= REQUIRED TASK =
Take the material below and write it all out again exactly.

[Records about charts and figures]
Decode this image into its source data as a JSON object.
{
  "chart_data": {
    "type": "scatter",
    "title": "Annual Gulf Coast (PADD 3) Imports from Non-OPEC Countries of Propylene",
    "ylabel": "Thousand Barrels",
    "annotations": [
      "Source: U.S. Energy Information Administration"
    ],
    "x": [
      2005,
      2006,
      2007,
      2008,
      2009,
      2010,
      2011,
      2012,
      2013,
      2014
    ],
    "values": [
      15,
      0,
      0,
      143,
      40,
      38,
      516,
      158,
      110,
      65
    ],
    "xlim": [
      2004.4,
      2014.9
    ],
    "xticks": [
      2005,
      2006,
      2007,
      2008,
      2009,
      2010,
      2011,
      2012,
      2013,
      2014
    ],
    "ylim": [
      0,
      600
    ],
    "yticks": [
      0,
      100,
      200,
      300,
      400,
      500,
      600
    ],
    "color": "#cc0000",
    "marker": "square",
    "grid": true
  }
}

= RESPONSE BELOW =
Decode this image into its source data as a JSON object.
{
  "chart_data": {
    "type": "scatter",
    "title": "Annual Gulf Coast (PADD 3) Imports from Non-OPEC Countries of Propylene",
    "ylabel": "Thousand Barrels",
    "annotations": [
      "Source: U.S. Energy Information Administration"
    ],
    "x": [
      2005,
      2006,
      2007,
      2008,
      2009,
      2010,
      2011,
      2012,
      2013,
      2014
    ],
    "values": [
      15,
      0,
      0,
      143,
      40,
      38,
      516,
      158,
      110,
      65
    ],
    "xlim": [
      2004.4,
      2014.9
    ],
    "xticks": [
      2005,
      2006,
      2007,
      2008,
      2009,
      2010,
      2011,
      2012,
      2013,
      2014
    ],
    "ylim": [
      0,
      600
    ],
    "yticks": [
      0,
      100,
      200,
      300,
      400,
      500,
      600
    ],
    "color": "#cc0000",
    "marker": "square",
    "grid": true
  }
}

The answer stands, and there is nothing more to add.